Data rows:
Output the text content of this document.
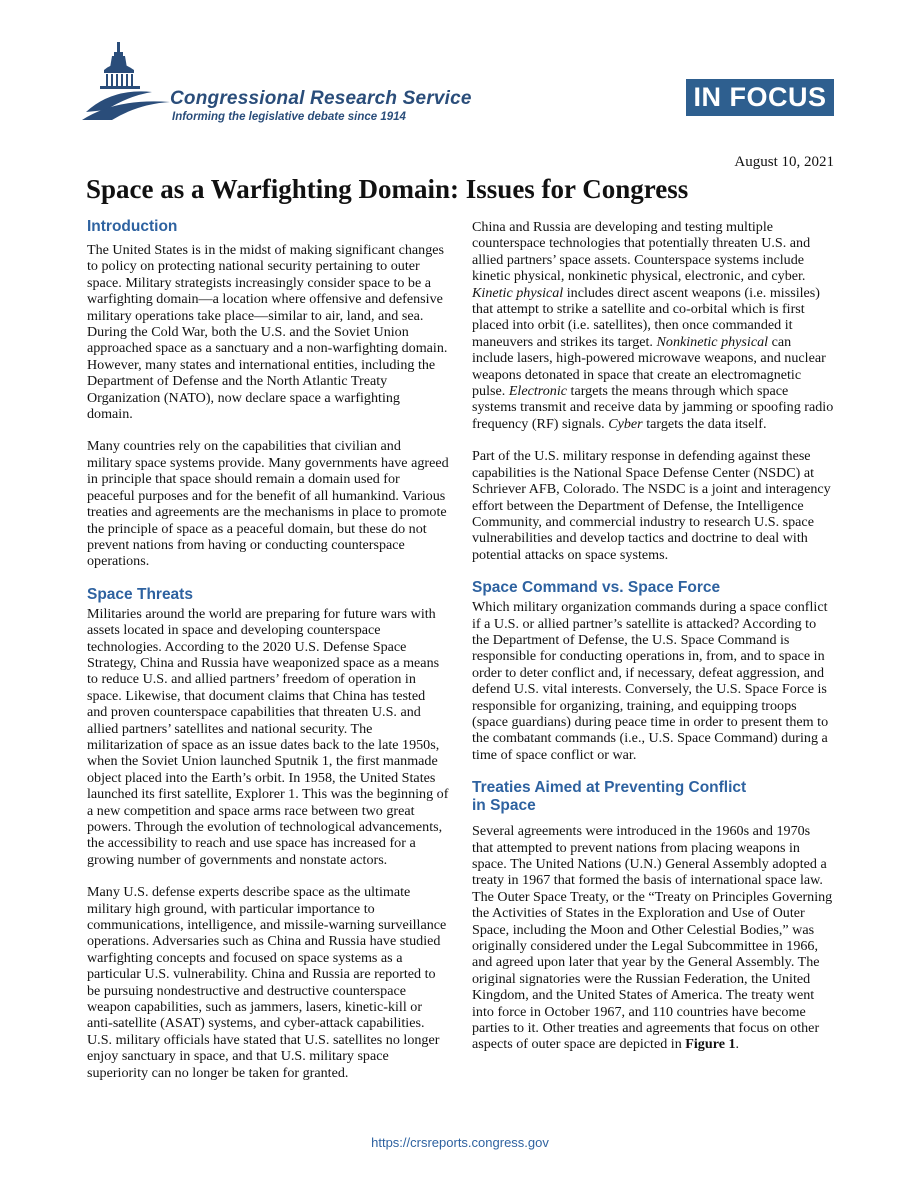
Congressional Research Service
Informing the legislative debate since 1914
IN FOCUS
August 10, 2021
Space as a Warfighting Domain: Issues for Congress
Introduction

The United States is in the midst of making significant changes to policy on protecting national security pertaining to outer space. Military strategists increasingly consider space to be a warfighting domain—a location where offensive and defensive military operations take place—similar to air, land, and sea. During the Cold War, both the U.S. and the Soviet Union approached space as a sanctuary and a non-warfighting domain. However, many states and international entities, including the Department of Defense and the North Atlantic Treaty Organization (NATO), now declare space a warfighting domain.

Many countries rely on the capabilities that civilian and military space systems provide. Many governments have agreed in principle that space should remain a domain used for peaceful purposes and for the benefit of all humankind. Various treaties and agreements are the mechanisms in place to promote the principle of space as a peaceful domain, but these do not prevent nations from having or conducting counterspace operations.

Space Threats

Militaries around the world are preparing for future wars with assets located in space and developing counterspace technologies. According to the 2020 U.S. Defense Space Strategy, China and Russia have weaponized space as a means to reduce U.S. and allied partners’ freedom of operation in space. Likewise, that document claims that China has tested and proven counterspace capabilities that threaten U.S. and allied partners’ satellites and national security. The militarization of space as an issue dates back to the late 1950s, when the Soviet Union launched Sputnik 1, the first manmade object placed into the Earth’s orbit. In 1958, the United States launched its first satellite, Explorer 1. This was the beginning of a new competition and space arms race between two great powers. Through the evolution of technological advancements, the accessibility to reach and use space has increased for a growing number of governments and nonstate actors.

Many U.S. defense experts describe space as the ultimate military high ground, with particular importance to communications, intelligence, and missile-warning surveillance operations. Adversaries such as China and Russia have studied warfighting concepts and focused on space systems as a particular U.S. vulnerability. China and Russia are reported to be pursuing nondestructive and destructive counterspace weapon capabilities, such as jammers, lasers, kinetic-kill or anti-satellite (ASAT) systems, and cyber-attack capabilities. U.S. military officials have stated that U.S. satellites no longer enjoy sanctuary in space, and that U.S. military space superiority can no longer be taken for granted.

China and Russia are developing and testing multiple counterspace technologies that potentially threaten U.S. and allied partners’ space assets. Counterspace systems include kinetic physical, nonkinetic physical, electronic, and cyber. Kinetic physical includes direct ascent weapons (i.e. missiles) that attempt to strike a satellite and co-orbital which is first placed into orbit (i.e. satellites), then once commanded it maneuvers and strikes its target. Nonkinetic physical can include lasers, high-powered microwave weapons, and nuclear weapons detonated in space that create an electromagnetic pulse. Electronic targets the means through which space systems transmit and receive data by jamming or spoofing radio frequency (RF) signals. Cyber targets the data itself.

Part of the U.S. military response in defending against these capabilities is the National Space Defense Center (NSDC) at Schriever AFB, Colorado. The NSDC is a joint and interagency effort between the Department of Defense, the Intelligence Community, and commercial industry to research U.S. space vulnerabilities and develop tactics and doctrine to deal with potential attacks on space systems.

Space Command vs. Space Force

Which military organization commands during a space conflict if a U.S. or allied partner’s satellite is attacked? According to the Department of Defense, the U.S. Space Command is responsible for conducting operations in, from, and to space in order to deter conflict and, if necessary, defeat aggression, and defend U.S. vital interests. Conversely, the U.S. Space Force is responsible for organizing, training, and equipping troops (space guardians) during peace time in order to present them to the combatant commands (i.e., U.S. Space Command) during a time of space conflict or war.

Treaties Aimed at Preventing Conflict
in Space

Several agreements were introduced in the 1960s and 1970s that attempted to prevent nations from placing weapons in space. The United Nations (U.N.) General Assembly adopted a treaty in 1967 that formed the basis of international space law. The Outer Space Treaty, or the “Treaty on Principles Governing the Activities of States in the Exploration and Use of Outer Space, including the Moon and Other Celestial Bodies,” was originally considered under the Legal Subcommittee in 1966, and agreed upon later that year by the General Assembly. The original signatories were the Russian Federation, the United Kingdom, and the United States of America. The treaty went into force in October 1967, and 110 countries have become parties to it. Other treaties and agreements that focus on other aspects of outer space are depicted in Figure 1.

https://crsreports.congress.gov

Instructions to follow:
All of the lines above should be printed exactly, minus the pictures.

Output for this task:
Output the text content of this document.
Congressional Research Service
Informing the legislative debate since 1914
IN FOCUS
August 10, 2021
Space as a Warfighting Domain: Issues for Congress
Introduction

The United States is in the midst of making significant changes to policy on protecting national security pertaining to outer space. Military strategists increasingly consider space to be a warfighting domain—a location where offensive and defensive military operations take place—similar to air, land, and sea. During the Cold War, both the U.S. and the Soviet Union approached space as a sanctuary and a non-warfighting domain. However, many states and international entities, including the Department of Defense and the North Atlantic Treaty Organization (NATO), now declare space a warfighting domain.

Many countries rely on the capabilities that civilian and military space systems provide. Many governments have agreed in principle that space should remain a domain used for peaceful purposes and for the benefit of all humankind. Various treaties and agreements are the mechanisms in place to promote the principle of space as a peaceful domain, but these do not prevent nations from having or conducting counterspace operations.

Space Threats

Militaries around the world are preparing for future wars with assets located in space and developing counterspace technologies. According to the 2020 U.S. Defense Space Strategy, China and Russia have weaponized space as a means to reduce U.S. and allied partners’ freedom of operation in space. Likewise, that document claims that China has tested and proven counterspace capabilities that threaten U.S. and allied partners’ satellites and national security. The militarization of space as an issue dates back to the late 1950s, when the Soviet Union launched Sputnik 1, the first manmade object placed into the Earth’s orbit. In 1958, the United States launched its first satellite, Explorer 1. This was the beginning of a new competition and space arms race between two great powers. Through the evolution of technological advancements, the accessibility to reach and use space has increased for a growing number of governments and nonstate actors.

Many U.S. defense experts describe space as the ultimate military high ground, with particular importance to communications, intelligence, and missile-warning surveillance operations. Adversaries such as China and Russia have studied warfighting concepts and focused on space systems as a particular U.S. vulnerability. China and Russia are reported to be pursuing nondestructive and destructive counterspace weapon capabilities, such as jammers, lasers, kinetic-kill or anti-satellite (ASAT) systems, and cyber-attack capabilities. U.S. military officials have stated that U.S. satellites no longer enjoy sanctuary in space, and that U.S. military space superiority can no longer be taken for granted.

China and Russia are developing and testing multiple counterspace technologies that potentially threaten U.S. and allied partners’ space assets. Counterspace systems include kinetic physical, nonkinetic physical, electronic, and cyber. Kinetic physical includes direct ascent weapons (i.e. missiles) that attempt to strike a satellite and co-orbital which is first placed into orbit (i.e. satellites), then once commanded it maneuvers and strikes its target. Nonkinetic physical can include lasers, high-powered microwave weapons, and nuclear weapons detonated in space that create an electromagnetic pulse. Electronic targets the means through which space systems transmit and receive data by jamming or spoofing radio frequency (RF) signals. Cyber targets the data itself.

Part of the U.S. military response in defending against these capabilities is the National Space Defense Center (NSDC) at Schriever AFB, Colorado. The NSDC is a joint and interagency effort between the Department of Defense, the Intelligence Community, and commercial industry to research U.S. space vulnerabilities and develop tactics and doctrine to deal with potential attacks on space systems.

Space Command vs. Space Force

Which military organization commands during a space conflict if a U.S. or allied partner’s satellite is attacked? According to the Department of Defense, the U.S. Space Command is responsible for conducting operations in, from, and to space in order to deter conflict and, if necessary, defeat aggression, and defend U.S. vital interests. Conversely, the U.S. Space Force is responsible for organizing, training, and equipping troops (space guardians) during peace time in order to present them to the combatant commands (i.e., U.S. Space Command) during a time of space conflict or war.

Treaties Aimed at Preventing Conflict
in Space

Several agreements were introduced in the 1960s and 1970s that attempted to prevent nations from placing weapons in space. The United Nations (U.N.) General Assembly adopted a treaty in 1967 that formed the basis of international space law. The Outer Space Treaty, or the “Treaty on Principles Governing the Activities of States in the Exploration and Use of Outer Space, including the Moon and Other Celestial Bodies,” was originally considered under the Legal Subcommittee in 1966, and agreed upon later that year by the General Assembly. The original signatories were the Russian Federation, the United Kingdom, and the United States of America. The treaty went into force in October 1967, and 110 countries have become parties to it. Other treaties and agreements that focus on other aspects of outer space are depicted in Figure 1.

https://crsreports.congress.gov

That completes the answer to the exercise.